→ **What is asked**
Reproduce every entry exactly.

→ **Task material**
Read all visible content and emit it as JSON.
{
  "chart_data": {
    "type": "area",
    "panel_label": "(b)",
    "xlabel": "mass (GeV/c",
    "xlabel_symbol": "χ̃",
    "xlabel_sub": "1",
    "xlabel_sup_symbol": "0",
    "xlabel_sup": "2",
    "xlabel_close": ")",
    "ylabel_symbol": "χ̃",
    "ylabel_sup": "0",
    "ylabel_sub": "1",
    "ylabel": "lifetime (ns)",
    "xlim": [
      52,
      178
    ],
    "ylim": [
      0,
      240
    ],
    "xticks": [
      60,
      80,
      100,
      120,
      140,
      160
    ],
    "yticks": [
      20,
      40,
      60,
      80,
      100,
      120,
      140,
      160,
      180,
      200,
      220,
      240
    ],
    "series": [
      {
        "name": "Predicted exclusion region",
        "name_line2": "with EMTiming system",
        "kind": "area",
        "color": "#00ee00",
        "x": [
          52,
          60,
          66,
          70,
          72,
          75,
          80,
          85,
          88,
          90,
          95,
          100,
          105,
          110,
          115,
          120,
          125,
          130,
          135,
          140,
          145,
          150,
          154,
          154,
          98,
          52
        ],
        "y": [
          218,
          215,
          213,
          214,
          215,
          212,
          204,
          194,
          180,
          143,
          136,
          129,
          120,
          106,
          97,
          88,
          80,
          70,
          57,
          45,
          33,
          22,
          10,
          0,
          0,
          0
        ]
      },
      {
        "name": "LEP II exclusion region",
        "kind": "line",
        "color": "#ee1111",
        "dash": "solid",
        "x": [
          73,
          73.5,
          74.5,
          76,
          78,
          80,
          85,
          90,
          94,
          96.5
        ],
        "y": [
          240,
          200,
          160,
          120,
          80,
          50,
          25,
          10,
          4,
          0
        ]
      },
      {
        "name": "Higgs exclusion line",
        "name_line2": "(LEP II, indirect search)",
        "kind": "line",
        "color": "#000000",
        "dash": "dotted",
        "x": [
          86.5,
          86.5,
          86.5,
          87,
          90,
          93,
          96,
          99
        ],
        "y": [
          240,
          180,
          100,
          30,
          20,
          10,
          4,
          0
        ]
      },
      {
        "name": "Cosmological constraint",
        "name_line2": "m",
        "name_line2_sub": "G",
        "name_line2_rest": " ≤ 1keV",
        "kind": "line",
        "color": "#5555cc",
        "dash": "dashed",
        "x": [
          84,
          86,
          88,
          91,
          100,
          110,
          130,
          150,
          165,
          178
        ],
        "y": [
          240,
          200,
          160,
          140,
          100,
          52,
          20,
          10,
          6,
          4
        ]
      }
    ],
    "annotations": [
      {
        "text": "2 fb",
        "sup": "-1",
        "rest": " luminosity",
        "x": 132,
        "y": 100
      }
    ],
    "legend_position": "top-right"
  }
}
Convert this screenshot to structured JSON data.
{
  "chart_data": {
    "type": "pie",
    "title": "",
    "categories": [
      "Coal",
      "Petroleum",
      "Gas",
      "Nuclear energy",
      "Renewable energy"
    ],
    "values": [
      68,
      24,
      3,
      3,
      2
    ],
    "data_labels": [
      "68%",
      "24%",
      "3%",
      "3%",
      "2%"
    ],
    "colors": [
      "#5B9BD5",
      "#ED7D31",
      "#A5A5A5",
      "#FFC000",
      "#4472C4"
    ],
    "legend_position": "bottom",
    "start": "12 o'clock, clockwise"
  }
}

→ **Task result**
Read all visible content and emit it as JSON.
{
  "chart_data": {
    "type": "area",
    "panel_label": "(b)",
    "xlabel": "mass (GeV/c",
    "xlabel_symbol": "χ̃",
    "xlabel_sub": "1",
    "xlabel_sup_symbol": "0",
    "xlabel_sup": "2",
    "xlabel_close": ")",
    "ylabel_symbol": "χ̃",
    "ylabel_sup": "0",
    "ylabel_sub": "1",
    "ylabel": "lifetime (ns)",
    "xlim": [
      52,
      178
    ],
    "ylim": [
      0,
      240
    ],
    "xticks": [
      60,
      80,
      100,
      120,
      140,
      160
    ],
    "yticks": [
      20,
      40,
      60,
      80,
      100,
      120,
      140,
      160,
      180,
      200,
      220,
      240
    ],
    "series": [
      {
        "name": "Predicted exclusion region",
        "name_line2": "with EMTiming system",
        "kind": "area",
        "color": "#00ee00",
        "x": [
          52,
          60,
          66,
          70,
          72,
          75,
          80,
          85,
          88,
          90,
          95,
          100,
          105,
          110,
          115,
          120,
          125,
          130,
          135,
          140,
          145,
          150,
          154,
          154,
          98,
          52
        ],
        "y": [
          218,
          215,
          213,
          214,
          215,
          212,
          204,
          194,
          180,
          143,
          136,
          129,
          120,
          106,
          97,
          88,
          80,
          70,
          57,
          45,
          33,
          22,
          10,
          0,
          0,
          0
        ]
      },
      {
        "name": "LEP II exclusion region",
        "kind": "line",
        "color": "#ee1111",
        "dash": "solid",
        "x": [
          73,
          73.5,
          74.5,
          76,
          78,
          80,
          85,
          90,
          94,
          96.5
        ],
        "y": [
          240,
          200,
          160,
          120,
          80,
          50,
          25,
          10,
          4,
          0
        ]
      },
      {
        "name": "Higgs exclusion line",
        "name_line2": "(LEP II, indirect search)",
        "kind": "line",
        "color": "#000000",
        "dash": "dotted",
        "x": [
          86.5,
          86.5,
          86.5,
          87,
          90,
          93,
          96,
          99
        ],
        "y": [
          240,
          180,
          100,
          30,
          20,
          10,
          4,
          0
        ]
      },
      {
        "name": "Cosmological constraint",
        "name_line2": "m",
        "name_line2_sub": "G",
        "name_line2_rest": " ≤ 1keV",
        "kind": "line",
        "color": "#5555cc",
        "dash": "dashed",
        "x": [
          84,
          86,
          88,
          91,
          100,
          110,
          130,
          150,
          165,
          178
        ],
        "y": [
          240,
          200,
          160,
          140,
          100,
          52,
          20,
          10,
          6,
          4
        ]
      }
    ],
    "annotations": [
      {
        "text": "2 fb",
        "sup": "-1",
        "rest": " luminosity",
        "x": 132,
        "y": 100
      }
    ],
    "legend_position": "top-right"
  }
}
Convert this screenshot to structured JSON data.
{
  "chart_data": {
    "type": "pie",
    "title": "",
    "categories": [
      "Coal",
      "Petroleum",
      "Gas",
      "Nuclear energy",
      "Renewable energy"
    ],
    "values": [
      68,
      24,
      3,
      3,
      2
    ],
    "data_labels": [
      "68%",
      "24%",
      "3%",
      "3%",
      "2%"
    ],
    "colors": [
      "#5B9BD5",
      "#ED7D31",
      "#A5A5A5",
      "#FFC000",
      "#4472C4"
    ],
    "legend_position": "bottom",
    "start": "12 o'clock, clockwise"
  }
}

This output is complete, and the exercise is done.